Goal of the exercise: Look through the material below for "ください". Copy every line that contains it.

Data rows:
+-------+

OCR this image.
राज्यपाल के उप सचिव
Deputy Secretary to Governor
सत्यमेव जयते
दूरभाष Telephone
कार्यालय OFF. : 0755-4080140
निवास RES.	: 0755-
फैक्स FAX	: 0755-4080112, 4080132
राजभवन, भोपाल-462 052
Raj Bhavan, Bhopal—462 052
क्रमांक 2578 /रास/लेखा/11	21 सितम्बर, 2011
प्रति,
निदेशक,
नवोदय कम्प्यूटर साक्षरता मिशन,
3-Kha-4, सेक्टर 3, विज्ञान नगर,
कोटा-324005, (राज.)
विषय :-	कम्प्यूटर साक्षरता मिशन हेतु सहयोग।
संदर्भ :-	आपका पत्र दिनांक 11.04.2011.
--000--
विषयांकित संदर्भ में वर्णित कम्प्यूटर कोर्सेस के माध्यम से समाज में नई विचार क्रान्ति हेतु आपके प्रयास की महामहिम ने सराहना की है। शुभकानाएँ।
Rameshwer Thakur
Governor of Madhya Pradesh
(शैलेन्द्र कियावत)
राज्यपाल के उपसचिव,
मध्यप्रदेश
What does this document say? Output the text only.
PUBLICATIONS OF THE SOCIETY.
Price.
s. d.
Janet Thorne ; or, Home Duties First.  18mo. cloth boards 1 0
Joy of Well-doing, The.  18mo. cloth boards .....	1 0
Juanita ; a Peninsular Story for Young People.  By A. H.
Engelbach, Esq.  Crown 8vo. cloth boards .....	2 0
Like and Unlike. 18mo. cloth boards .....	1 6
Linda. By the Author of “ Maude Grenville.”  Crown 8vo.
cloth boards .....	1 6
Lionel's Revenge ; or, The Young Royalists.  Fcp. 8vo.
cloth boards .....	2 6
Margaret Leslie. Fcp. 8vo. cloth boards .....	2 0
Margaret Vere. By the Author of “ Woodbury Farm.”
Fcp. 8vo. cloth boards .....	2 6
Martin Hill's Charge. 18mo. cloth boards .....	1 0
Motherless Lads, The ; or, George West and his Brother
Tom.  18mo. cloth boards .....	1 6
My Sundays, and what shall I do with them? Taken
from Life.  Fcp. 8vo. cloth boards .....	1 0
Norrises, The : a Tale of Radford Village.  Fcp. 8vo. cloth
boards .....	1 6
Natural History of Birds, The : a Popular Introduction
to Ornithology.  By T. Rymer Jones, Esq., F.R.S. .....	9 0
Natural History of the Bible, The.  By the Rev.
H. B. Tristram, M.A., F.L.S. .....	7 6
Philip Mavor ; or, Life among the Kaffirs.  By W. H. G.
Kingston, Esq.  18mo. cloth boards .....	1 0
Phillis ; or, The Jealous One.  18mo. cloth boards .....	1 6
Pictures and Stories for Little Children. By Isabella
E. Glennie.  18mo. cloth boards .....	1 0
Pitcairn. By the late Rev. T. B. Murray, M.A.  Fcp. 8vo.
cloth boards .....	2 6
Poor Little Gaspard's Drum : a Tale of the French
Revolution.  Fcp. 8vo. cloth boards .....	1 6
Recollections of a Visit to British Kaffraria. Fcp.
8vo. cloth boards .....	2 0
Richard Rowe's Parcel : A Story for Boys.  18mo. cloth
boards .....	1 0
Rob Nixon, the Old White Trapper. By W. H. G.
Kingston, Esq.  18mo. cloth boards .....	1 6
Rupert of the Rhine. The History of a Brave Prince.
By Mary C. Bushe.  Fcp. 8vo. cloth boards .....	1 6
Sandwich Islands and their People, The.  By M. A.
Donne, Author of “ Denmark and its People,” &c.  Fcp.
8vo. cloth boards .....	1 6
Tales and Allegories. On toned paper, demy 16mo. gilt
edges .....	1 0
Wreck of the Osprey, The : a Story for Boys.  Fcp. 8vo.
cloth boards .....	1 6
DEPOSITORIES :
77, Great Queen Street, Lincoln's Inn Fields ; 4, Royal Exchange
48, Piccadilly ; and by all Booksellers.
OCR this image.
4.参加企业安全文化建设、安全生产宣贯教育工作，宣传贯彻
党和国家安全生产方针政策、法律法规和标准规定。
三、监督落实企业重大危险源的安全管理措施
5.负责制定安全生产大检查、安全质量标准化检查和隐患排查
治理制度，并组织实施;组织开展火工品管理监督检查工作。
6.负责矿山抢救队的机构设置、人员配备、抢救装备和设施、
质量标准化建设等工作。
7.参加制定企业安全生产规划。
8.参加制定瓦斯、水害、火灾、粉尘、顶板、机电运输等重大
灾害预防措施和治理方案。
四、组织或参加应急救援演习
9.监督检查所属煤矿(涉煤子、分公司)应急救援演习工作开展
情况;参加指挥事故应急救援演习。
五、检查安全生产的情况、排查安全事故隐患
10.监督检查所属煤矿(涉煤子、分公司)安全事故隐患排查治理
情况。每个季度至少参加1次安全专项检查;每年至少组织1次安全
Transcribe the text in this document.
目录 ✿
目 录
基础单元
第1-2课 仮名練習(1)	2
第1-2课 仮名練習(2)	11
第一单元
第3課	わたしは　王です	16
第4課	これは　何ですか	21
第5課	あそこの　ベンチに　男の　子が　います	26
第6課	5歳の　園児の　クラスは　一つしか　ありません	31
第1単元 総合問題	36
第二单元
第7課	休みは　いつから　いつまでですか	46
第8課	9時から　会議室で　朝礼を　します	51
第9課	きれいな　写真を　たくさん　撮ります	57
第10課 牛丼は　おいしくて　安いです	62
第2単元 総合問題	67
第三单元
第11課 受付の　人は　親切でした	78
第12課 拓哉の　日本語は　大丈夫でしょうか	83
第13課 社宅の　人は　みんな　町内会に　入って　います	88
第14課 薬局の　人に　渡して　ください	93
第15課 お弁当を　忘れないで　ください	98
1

+-------+

The reply:
第14課 薬局の　人に　渡して　ください	93
第15課 お弁当を　忘れないで　ください	98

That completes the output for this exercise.